begin Material provided
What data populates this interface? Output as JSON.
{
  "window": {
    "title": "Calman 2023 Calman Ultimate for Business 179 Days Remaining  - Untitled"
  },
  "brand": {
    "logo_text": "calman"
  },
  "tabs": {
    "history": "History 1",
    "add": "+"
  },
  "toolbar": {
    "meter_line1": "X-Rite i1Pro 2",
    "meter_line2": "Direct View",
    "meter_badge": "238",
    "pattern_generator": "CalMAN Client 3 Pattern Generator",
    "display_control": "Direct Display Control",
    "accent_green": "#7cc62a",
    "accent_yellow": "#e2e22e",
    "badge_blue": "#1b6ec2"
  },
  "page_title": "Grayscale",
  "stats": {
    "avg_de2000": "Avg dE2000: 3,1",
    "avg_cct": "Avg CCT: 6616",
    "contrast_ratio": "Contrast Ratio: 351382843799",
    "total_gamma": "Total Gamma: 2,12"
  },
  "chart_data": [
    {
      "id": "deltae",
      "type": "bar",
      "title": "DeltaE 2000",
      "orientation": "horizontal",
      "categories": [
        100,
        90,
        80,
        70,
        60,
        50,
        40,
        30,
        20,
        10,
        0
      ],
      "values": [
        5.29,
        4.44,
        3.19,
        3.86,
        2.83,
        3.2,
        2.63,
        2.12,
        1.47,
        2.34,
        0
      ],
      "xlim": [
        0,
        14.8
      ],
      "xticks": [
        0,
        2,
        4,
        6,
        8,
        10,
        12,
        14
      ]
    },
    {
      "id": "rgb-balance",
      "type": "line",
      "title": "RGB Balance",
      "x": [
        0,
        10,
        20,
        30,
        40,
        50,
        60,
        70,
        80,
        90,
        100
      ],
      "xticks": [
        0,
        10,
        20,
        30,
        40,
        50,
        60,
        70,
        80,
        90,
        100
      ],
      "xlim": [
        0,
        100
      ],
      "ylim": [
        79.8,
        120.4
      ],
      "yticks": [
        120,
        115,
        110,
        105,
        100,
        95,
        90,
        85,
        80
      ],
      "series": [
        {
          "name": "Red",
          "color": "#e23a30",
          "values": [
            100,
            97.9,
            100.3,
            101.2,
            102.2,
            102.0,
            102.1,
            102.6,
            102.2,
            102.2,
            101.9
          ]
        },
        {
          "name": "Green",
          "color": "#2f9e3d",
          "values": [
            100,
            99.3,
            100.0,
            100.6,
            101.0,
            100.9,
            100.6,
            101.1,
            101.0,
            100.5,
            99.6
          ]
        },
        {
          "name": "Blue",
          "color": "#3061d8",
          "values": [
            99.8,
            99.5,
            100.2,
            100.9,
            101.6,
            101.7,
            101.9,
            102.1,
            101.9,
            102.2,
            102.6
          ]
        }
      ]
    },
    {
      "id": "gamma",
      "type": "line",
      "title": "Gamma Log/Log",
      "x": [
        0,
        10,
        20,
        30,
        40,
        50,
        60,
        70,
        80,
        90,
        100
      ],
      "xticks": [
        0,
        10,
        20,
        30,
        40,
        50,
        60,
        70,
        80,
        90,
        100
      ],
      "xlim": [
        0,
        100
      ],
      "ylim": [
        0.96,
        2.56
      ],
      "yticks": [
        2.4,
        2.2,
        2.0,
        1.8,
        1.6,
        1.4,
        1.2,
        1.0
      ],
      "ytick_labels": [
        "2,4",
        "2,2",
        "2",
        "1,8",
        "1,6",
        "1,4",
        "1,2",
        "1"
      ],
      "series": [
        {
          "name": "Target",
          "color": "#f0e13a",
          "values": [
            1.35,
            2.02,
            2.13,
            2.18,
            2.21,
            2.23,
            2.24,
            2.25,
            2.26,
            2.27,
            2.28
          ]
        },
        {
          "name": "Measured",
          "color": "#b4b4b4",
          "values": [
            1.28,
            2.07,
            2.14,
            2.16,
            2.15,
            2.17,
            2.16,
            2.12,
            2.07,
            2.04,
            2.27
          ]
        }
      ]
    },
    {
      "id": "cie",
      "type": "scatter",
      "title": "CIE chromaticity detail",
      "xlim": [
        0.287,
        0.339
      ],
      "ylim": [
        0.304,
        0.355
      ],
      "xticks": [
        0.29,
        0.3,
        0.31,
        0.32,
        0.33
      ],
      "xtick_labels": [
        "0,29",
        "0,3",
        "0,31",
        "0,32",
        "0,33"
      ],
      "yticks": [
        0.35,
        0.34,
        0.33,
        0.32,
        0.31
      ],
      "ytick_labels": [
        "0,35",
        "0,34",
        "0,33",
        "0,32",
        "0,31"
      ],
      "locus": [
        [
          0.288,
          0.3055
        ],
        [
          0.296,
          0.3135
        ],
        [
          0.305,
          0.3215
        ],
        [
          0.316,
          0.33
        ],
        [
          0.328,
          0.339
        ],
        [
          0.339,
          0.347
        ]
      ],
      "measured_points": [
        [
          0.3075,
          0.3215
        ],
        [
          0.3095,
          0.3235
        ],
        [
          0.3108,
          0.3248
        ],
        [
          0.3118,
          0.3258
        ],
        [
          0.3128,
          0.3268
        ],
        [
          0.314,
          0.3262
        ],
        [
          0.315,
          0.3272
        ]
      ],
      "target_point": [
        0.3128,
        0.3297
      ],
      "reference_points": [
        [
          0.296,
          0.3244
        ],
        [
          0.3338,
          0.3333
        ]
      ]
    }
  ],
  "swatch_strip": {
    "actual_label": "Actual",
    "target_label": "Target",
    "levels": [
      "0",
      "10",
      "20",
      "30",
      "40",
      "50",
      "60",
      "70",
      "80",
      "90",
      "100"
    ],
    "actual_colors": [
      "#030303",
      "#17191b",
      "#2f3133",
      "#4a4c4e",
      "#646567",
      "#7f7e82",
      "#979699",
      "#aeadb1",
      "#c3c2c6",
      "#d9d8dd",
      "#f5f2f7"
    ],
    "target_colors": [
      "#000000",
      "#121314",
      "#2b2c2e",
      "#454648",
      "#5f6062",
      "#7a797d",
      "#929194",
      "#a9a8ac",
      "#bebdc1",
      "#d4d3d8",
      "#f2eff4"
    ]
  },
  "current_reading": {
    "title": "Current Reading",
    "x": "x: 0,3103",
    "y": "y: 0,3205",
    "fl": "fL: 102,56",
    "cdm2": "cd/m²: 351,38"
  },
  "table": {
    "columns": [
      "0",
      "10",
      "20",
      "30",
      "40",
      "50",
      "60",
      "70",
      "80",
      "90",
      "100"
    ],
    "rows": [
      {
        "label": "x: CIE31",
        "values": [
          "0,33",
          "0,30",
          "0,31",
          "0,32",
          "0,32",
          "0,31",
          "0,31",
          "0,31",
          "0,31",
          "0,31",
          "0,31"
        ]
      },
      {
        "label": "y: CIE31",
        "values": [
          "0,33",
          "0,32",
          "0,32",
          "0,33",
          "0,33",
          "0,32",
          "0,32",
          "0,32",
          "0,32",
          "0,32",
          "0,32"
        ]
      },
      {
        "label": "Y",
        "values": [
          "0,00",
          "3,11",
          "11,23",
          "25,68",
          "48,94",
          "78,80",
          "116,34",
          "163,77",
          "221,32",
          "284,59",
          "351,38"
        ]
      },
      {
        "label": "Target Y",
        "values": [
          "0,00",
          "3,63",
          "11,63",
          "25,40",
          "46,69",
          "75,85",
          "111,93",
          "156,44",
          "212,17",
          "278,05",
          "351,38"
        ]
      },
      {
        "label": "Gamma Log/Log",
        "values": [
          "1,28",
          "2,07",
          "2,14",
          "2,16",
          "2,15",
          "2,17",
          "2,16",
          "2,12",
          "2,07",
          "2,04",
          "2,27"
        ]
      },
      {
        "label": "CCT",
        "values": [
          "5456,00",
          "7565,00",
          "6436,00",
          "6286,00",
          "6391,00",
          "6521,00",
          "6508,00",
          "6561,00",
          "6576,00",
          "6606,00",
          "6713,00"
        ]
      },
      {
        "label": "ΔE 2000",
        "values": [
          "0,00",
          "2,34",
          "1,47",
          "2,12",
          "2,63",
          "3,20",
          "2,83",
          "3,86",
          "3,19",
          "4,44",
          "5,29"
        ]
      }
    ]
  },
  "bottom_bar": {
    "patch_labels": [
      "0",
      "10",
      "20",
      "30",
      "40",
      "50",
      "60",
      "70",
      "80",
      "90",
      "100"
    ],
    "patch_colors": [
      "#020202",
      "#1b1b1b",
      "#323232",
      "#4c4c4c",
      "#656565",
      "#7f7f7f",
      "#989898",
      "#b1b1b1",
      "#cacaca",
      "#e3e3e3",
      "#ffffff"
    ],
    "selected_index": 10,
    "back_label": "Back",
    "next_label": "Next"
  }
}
end Material provided
# Aim
Look through the lines above and collect those with the word "Direct".

# Written response
    "meter_line2": "Direct View",
    "display_control": "Direct Display Control",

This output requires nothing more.